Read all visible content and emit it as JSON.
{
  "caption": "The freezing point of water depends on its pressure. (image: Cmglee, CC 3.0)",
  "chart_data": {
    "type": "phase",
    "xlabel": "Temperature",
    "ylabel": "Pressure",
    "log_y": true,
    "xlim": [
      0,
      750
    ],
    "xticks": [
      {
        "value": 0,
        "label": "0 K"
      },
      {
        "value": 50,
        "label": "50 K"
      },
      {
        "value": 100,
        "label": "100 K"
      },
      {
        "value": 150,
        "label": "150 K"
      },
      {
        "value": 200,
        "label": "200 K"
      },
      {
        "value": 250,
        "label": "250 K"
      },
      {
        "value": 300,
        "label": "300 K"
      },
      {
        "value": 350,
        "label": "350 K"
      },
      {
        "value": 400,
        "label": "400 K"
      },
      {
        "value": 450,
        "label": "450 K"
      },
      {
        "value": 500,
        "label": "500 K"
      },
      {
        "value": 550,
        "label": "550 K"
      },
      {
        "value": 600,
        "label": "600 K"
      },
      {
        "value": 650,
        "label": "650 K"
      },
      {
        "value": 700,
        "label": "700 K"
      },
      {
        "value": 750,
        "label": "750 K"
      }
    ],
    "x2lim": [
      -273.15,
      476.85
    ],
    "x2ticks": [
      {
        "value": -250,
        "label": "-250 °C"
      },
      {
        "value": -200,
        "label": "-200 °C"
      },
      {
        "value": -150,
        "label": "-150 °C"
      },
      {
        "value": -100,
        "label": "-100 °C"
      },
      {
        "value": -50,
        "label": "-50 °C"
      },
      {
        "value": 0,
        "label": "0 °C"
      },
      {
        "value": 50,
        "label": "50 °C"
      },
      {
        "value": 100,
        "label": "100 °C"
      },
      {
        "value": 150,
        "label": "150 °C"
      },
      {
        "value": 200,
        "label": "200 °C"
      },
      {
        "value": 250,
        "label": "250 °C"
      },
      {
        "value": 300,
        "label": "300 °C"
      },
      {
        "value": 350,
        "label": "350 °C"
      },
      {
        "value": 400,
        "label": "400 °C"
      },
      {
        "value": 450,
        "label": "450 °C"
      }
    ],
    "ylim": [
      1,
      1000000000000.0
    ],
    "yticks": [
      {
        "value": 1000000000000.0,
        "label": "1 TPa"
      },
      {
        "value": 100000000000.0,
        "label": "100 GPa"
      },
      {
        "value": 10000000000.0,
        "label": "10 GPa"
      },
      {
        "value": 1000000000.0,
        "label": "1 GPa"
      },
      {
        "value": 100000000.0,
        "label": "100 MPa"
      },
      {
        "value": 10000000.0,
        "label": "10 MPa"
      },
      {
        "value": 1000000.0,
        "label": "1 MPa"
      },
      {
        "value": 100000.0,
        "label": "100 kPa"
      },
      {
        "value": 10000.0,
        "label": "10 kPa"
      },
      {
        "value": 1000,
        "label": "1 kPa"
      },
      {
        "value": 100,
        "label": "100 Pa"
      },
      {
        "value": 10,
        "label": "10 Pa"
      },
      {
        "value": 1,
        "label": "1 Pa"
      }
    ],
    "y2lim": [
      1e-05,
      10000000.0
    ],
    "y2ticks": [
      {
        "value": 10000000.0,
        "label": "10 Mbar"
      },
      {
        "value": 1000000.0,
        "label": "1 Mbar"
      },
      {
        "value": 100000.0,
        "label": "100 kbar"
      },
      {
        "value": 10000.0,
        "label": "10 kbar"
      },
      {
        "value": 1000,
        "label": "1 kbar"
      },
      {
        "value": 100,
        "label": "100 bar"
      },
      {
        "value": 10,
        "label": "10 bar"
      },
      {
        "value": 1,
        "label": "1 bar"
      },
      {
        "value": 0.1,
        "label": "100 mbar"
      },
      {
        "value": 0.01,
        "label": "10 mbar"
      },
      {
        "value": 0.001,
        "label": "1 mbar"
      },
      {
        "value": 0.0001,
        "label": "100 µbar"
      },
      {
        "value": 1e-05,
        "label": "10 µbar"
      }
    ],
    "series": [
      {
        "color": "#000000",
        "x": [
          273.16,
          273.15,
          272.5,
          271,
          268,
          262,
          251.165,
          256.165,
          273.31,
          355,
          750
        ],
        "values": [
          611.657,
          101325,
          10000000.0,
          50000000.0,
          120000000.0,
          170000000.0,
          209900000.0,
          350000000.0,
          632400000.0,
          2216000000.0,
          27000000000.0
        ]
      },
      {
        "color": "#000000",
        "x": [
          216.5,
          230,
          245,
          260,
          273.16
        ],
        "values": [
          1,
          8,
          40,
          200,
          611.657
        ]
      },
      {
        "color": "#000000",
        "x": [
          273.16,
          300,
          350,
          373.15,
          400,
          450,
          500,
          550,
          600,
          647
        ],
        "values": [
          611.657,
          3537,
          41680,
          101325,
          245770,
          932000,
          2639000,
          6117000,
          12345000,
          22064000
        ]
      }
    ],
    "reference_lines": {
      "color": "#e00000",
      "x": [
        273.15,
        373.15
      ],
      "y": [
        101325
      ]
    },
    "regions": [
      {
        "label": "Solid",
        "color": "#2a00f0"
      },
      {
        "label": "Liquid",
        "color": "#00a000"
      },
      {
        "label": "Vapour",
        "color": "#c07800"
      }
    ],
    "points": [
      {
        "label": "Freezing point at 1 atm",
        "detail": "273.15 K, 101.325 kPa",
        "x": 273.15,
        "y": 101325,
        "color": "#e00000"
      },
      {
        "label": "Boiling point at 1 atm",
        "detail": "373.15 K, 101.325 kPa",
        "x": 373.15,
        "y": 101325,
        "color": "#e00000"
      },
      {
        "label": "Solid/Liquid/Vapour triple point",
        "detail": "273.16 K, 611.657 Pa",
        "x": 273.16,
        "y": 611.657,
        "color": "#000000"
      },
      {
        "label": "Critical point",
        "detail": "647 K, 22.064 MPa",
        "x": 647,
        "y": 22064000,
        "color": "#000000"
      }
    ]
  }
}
════
§ **YOUR TASK**
Give a word-for-word copy of the records.

§ **SOLVED PROBLEM**
Read all visible content and emit it as JSON.
{
  "caption": "The freezing point of water depends on its pressure. (image: Cmglee, CC 3.0)",
  "chart_data": {
    "type": "phase",
    "xlabel": "Temperature",
    "ylabel": "Pressure",
    "log_y": true,
    "xlim": [
      0,
      750
    ],
    "xticks": [
      {
        "value": 0,
        "label": "0 K"
      },
      {
        "value": 50,
        "label": "50 K"
      },
      {
        "value": 100,
        "label": "100 K"
      },
      {
        "value": 150,
        "label": "150 K"
      },
      {
        "value": 200,
        "label": "200 K"
      },
      {
        "value": 250,
        "label": "250 K"
      },
      {
        "value": 300,
        "label": "300 K"
      },
      {
        "value": 350,
        "label": "350 K"
      },
      {
        "value": 400,
        "label": "400 K"
      },
      {
        "value": 450,
        "label": "450 K"
      },
      {
        "value": 500,
        "label": "500 K"
      },
      {
        "value": 550,
        "label": "550 K"
      },
      {
        "value": 600,
        "label": "600 K"
      },
      {
        "value": 650,
        "label": "650 K"
      },
      {
        "value": 700,
        "label": "700 K"
      },
      {
        "value": 750,
        "label": "750 K"
      }
    ],
    "x2lim": [
      -273.15,
      476.85
    ],
    "x2ticks": [
      {
        "value": -250,
        "label": "-250 °C"
      },
      {
        "value": -200,
        "label": "-200 °C"
      },
      {
        "value": -150,
        "label": "-150 °C"
      },
      {
        "value": -100,
        "label": "-100 °C"
      },
      {
        "value": -50,
        "label": "-50 °C"
      },
      {
        "value": 0,
        "label": "0 °C"
      },
      {
        "value": 50,
        "label": "50 °C"
      },
      {
        "value": 100,
        "label": "100 °C"
      },
      {
        "value": 150,
        "label": "150 °C"
      },
      {
        "value": 200,
        "label": "200 °C"
      },
      {
        "value": 250,
        "label": "250 °C"
      },
      {
        "value": 300,
        "label": "300 °C"
      },
      {
        "value": 350,
        "label": "350 °C"
      },
      {
        "value": 400,
        "label": "400 °C"
      },
      {
        "value": 450,
        "label": "450 °C"
      }
    ],
    "ylim": [
      1,
      1000000000000.0
    ],
    "yticks": [
      {
        "value": 1000000000000.0,
        "label": "1 TPa"
      },
      {
        "value": 100000000000.0,
        "label": "100 GPa"
      },
      {
        "value": 10000000000.0,
        "label": "10 GPa"
      },
      {
        "value": 1000000000.0,
        "label": "1 GPa"
      },
      {
        "value": 100000000.0,
        "label": "100 MPa"
      },
      {
        "value": 10000000.0,
        "label": "10 MPa"
      },
      {
        "value": 1000000.0,
        "label": "1 MPa"
      },
      {
        "value": 100000.0,
        "label": "100 kPa"
      },
      {
        "value": 10000.0,
        "label": "10 kPa"
      },
      {
        "value": 1000,
        "label": "1 kPa"
      },
      {
        "value": 100,
        "label": "100 Pa"
      },
      {
        "value": 10,
        "label": "10 Pa"
      },
      {
        "value": 1,
        "label": "1 Pa"
      }
    ],
    "y2lim": [
      1e-05,
      10000000.0
    ],
    "y2ticks": [
      {
        "value": 10000000.0,
        "label": "10 Mbar"
      },
      {
        "value": 1000000.0,
        "label": "1 Mbar"
      },
      {
        "value": 100000.0,
        "label": "100 kbar"
      },
      {
        "value": 10000.0,
        "label": "10 kbar"
      },
      {
        "value": 1000,
        "label": "1 kbar"
      },
      {
        "value": 100,
        "label": "100 bar"
      },
      {
        "value": 10,
        "label": "10 bar"
      },
      {
        "value": 1,
        "label": "1 bar"
      },
      {
        "value": 0.1,
        "label": "100 mbar"
      },
      {
        "value": 0.01,
        "label": "10 mbar"
      },
      {
        "value": 0.001,
        "label": "1 mbar"
      },
      {
        "value": 0.0001,
        "label": "100 µbar"
      },
      {
        "value": 1e-05,
        "label": "10 µbar"
      }
    ],
    "series": [
      {
        "color": "#000000",
        "x": [
          273.16,
          273.15,
          272.5,
          271,
          268,
          262,
          251.165,
          256.165,
          273.31,
          355,
          750
        ],
        "values": [
          611.657,
          101325,
          10000000.0,
          50000000.0,
          120000000.0,
          170000000.0,
          209900000.0,
          350000000.0,
          632400000.0,
          2216000000.0,
          27000000000.0
        ]
      },
      {
        "color": "#000000",
        "x": [
          216.5,
          230,
          245,
          260,
          273.16
        ],
        "values": [
          1,
          8,
          40,
          200,
          611.657
        ]
      },
      {
        "color": "#000000",
        "x": [
          273.16,
          300,
          350,
          373.15,
          400,
          450,
          500,
          550,
          600,
          647
        ],
        "values": [
          611.657,
          3537,
          41680,
          101325,
          245770,
          932000,
          2639000,
          6117000,
          12345000,
          22064000
        ]
      }
    ],
    "reference_lines": {
      "color": "#e00000",
      "x": [
        273.15,
        373.15
      ],
      "y": [
        101325
      ]
    },
    "regions": [
      {
        "label": "Solid",
        "color": "#2a00f0"
      },
      {
        "label": "Liquid",
        "color": "#00a000"
      },
      {
        "label": "Vapour",
        "color": "#c07800"
      }
    ],
    "points": [
      {
        "label": "Freezing point at 1 atm",
        "detail": "273.15 K, 101.325 kPa",
        "x": 273.15,
        "y": 101325,
        "color": "#e00000"
      },
      {
        "label": "Boiling point at 1 atm",
        "detail": "373.15 K, 101.325 kPa",
        "x": 373.15,
        "y": 101325,
        "color": "#e00000"
      },
      {
        "label": "Solid/Liquid/Vapour triple point",
        "detail": "273.16 K, 611.657 Pa",
        "x": 273.16,
        "y": 611.657,
        "color": "#000000"
      },
      {
        "label": "Critical point",
        "detail": "647 K, 22.064 MPa",
        "x": 647,
        "y": 22064000,
        "color": "#000000"
      }
    ]
  }
}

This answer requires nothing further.